### Task input:
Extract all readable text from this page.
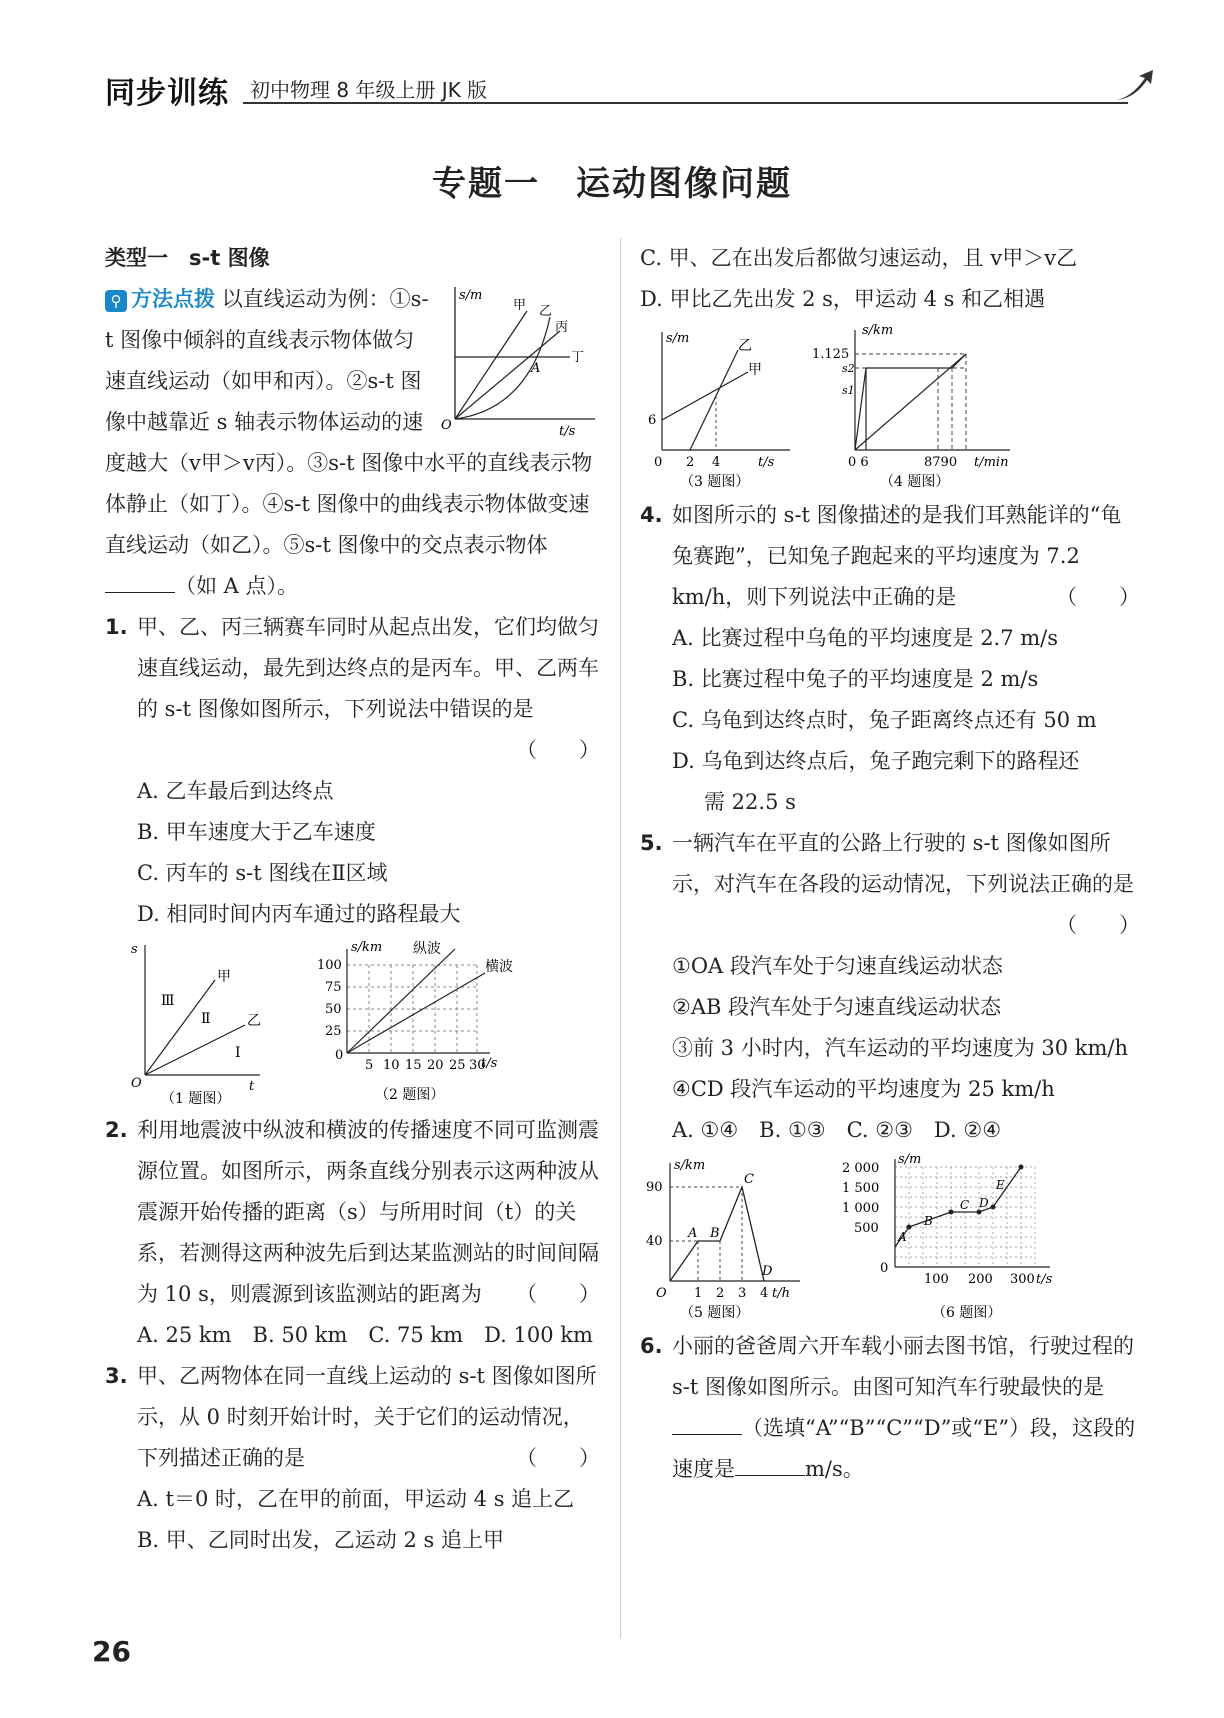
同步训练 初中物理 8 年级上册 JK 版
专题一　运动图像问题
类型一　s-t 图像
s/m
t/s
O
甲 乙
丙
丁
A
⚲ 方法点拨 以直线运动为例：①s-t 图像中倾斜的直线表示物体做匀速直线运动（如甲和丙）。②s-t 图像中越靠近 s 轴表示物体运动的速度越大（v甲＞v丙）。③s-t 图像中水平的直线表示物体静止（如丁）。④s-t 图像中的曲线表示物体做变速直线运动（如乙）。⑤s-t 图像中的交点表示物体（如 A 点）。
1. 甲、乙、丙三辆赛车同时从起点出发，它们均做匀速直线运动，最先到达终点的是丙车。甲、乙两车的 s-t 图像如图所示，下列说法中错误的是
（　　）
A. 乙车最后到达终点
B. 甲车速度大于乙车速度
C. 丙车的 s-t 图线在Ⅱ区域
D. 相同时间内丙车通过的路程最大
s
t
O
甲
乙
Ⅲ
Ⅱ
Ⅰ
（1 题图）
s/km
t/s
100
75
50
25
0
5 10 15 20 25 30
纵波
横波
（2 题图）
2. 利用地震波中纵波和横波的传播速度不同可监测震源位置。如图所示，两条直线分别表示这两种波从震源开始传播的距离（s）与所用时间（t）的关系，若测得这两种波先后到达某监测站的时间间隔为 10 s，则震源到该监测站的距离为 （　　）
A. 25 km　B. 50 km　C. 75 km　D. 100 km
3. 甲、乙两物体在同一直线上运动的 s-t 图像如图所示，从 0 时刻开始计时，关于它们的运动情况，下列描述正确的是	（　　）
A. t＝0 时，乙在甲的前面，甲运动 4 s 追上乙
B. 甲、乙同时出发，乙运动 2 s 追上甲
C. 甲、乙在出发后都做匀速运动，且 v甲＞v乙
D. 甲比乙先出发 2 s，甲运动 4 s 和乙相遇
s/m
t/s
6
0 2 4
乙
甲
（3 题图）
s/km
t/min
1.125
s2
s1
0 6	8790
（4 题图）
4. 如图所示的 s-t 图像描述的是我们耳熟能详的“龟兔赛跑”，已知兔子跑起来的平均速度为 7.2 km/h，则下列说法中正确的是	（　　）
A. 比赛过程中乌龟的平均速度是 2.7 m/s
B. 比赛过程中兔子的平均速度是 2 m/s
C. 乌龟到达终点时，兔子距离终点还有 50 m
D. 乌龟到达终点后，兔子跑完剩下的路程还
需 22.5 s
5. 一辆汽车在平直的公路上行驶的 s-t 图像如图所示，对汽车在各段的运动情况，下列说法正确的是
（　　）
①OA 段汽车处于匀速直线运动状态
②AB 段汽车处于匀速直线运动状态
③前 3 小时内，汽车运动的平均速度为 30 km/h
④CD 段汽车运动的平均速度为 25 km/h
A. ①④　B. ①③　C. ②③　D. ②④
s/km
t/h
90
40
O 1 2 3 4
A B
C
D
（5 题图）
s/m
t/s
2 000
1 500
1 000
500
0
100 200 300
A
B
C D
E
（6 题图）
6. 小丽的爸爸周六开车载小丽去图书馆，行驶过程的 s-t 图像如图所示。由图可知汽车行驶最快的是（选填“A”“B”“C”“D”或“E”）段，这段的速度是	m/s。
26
--
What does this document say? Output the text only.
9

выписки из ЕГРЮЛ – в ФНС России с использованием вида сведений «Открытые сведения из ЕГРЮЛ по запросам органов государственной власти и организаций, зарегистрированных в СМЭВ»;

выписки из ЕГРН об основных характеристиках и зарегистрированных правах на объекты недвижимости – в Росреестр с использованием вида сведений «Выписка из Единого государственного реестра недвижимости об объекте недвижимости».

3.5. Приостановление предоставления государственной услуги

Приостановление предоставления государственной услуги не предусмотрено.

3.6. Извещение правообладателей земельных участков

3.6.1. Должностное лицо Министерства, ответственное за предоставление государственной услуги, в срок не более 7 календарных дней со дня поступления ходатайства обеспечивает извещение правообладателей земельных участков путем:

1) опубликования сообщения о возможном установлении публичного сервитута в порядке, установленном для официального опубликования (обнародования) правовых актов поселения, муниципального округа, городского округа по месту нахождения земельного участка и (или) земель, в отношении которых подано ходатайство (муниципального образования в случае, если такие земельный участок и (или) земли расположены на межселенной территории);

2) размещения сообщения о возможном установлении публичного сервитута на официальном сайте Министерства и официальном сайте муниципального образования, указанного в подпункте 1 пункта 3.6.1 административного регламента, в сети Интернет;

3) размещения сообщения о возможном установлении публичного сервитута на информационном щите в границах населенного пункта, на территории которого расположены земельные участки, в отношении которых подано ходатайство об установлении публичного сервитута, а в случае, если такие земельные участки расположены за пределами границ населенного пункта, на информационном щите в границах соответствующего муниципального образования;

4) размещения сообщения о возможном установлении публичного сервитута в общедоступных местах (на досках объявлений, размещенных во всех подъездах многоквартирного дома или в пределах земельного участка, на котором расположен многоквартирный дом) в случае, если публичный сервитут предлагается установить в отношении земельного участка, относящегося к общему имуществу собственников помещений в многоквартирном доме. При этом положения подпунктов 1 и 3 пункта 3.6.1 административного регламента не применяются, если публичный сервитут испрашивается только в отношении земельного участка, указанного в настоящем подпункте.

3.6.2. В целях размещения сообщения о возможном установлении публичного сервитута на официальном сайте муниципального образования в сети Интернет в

### Exercise:
Only lines holding the string "услуги" are wanted; gather each one from the entries above.

### Solution to this exercise:
3.5. Приостановление предоставления государственной услуги
Приостановление предоставления государственной услуги не предусмотрено.
3.6.1. Должностное лицо Министерства, ответственное за предоставление государственной услуги, в срок не более 7 календарных дней со дня поступления ходатайства обеспечивает извещение правообладателей земельных участков путем:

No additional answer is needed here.